**EXERCISE DETAILS:**
Reproduce every line of the items below word for word, and omit the pictures from your answer.

**RECORDS TO PROCESS:**
"""
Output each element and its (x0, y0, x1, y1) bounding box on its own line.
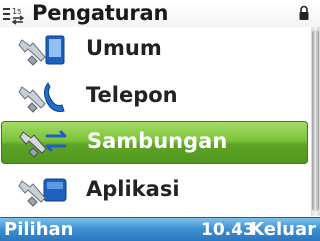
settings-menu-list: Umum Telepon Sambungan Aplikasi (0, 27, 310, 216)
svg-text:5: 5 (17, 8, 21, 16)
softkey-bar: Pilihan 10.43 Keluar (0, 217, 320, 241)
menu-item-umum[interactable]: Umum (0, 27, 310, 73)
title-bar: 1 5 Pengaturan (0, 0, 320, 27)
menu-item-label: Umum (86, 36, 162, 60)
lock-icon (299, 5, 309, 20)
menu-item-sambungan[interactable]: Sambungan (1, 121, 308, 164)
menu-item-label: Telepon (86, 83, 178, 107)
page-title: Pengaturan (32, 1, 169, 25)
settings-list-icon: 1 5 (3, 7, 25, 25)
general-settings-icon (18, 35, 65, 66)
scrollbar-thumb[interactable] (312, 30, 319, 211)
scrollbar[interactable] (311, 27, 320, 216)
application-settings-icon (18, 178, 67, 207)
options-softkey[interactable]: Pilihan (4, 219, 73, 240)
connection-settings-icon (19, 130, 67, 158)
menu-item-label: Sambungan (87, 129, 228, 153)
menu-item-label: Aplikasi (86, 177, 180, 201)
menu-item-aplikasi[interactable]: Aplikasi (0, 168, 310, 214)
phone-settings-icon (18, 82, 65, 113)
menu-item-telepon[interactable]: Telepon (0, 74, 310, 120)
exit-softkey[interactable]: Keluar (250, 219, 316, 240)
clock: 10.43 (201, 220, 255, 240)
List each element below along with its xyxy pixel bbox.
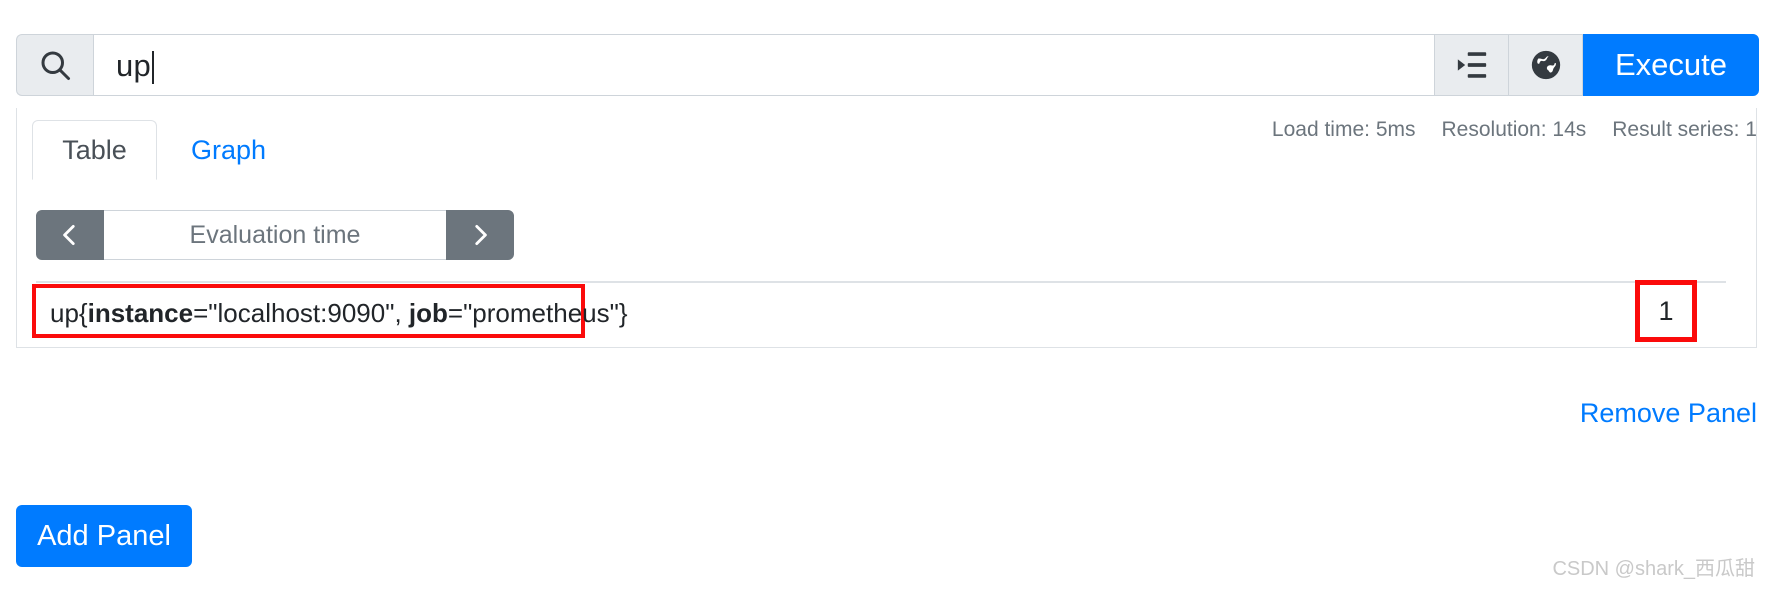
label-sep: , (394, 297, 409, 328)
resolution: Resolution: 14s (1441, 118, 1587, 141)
"""
**RESPONSE TO THIS EXERCISE:**
Output each element and its (x0, y0, x1, y1) bounding box on its own line.
settings-menu-list: Umum Telepon Sambungan Aplikasi (0, 27, 310, 216)
svg-text:5: 5 (17, 8, 21, 16)
softkey-bar: Pilihan 10.43 Keluar (0, 217, 320, 241)
menu-item-umum[interactable]: Umum (0, 27, 310, 73)
title-bar: 1 5 Pengaturan (0, 0, 320, 27)
menu-item-label: Umum (86, 36, 162, 60)
lock-icon (299, 5, 309, 20)
menu-item-sambungan[interactable]: Sambungan (1, 121, 308, 164)
menu-item-label: Telepon (86, 83, 178, 107)
page-title: Pengaturan (32, 1, 169, 25)
settings-list-icon: 1 5 (3, 7, 25, 25)
general-settings-icon (18, 35, 65, 66)
scrollbar-thumb[interactable] (312, 30, 319, 211)
scrollbar[interactable] (311, 27, 320, 216)
application-settings-icon (18, 178, 67, 207)
options-softkey[interactable]: Pilihan (4, 219, 73, 240)
connection-settings-icon (19, 130, 67, 158)
menu-item-label: Sambungan (87, 129, 228, 153)
menu-item-label: Aplikasi (86, 177, 180, 201)
menu-item-aplikasi[interactable]: Aplikasi (0, 168, 310, 214)
phone-settings-icon (18, 82, 65, 113)
menu-item-telepon[interactable]: Telepon (0, 74, 310, 120)
exit-softkey[interactable]: Keluar (250, 219, 316, 240)
clock: 10.43 (201, 220, 255, 240)
List each element below along with its xyxy pixel bbox.
label-sep: , (394, 297, 409, 328)
resolution: Resolution: 14s (1441, 118, 1587, 141)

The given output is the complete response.